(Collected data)
# # # # # # #

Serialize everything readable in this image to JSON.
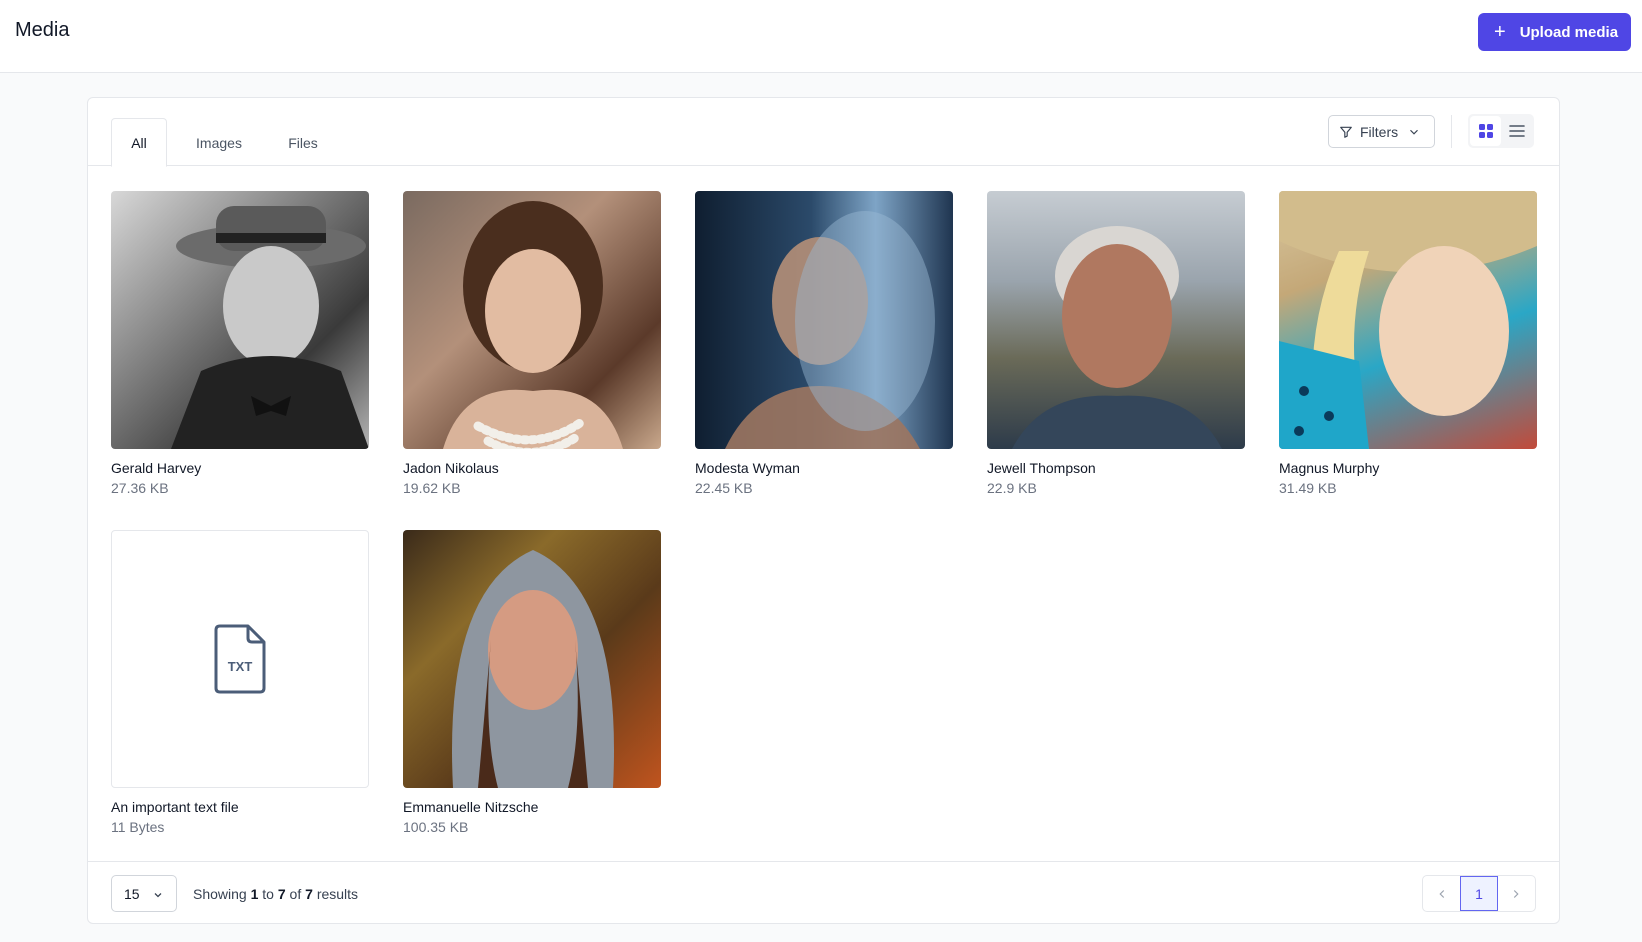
{
  "header": {
    "title": "Media",
    "upload_label": "Upload media"
  },
  "tabs": [
    {
      "label": "All",
      "active": true
    },
    {
      "label": "Images",
      "active": false
    },
    {
      "label": "Files",
      "active": false
    }
  ],
  "toolbar": {
    "filters_label": "Filters",
    "view_mode": "grid"
  },
  "media": [
    {
      "name": "Gerald Harvey",
      "size": "27.36 KB",
      "kind": "image"
    },
    {
      "name": "Jadon Nikolaus",
      "size": "19.62 KB",
      "kind": "image"
    },
    {
      "name": "Modesta Wyman",
      "size": "22.45 KB",
      "kind": "image"
    },
    {
      "name": "Jewell Thompson",
      "size": "22.9 KB",
      "kind": "image"
    },
    {
      "name": "Magnus Murphy",
      "size": "31.49 KB",
      "kind": "image"
    },
    {
      "name": "An important text file",
      "size": "11 Bytes",
      "kind": "file",
      "file_badge": "TXT"
    },
    {
      "name": "Emmanuelle Nitzsche",
      "size": "100.35 KB",
      "kind": "image"
    }
  ],
  "footer": {
    "per_page": "15",
    "showing_prefix": "Showing",
    "from": "1",
    "to_word": "to",
    "to": "7",
    "of_word": "of",
    "total": "7",
    "results_word": "results",
    "current_page": "1"
  },
  "colors": {
    "accent": "#4f46e5"
  }
}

# # # # # # #

The task: Copy out each line exactly, without the pictures.

Result of this task:
Serialize everything readable in this image to JSON.
{
  "header": {
    "title": "Media",
    "upload_label": "Upload media"
  },
  "tabs": [
    {
      "label": "All",
      "active": true
    },
    {
      "label": "Images",
      "active": false
    },
    {
      "label": "Files",
      "active": false
    }
  ],
  "toolbar": {
    "filters_label": "Filters",
    "view_mode": "grid"
  },
  "media": [
    {
      "name": "Gerald Harvey",
      "size": "27.36 KB",
      "kind": "image"
    },
    {
      "name": "Jadon Nikolaus",
      "size": "19.62 KB",
      "kind": "image"
    },
    {
      "name": "Modesta Wyman",
      "size": "22.45 KB",
      "kind": "image"
    },
    {
      "name": "Jewell Thompson",
      "size": "22.9 KB",
      "kind": "image"
    },
    {
      "name": "Magnus Murphy",
      "size": "31.49 KB",
      "kind": "image"
    },
    {
      "name": "An important text file",
      "size": "11 Bytes",
      "kind": "file",
      "file_badge": "TXT"
    },
    {
      "name": "Emmanuelle Nitzsche",
      "size": "100.35 KB",
      "kind": "image"
    }
  ],
  "footer": {
    "per_page": "15",
    "showing_prefix": "Showing",
    "from": "1",
    "to_word": "to",
    "to": "7",
    "of_word": "of",
    "total": "7",
    "results_word": "results",
    "current_page": "1"
  },
  "colors": {
    "accent": "#4f46e5"
  }
}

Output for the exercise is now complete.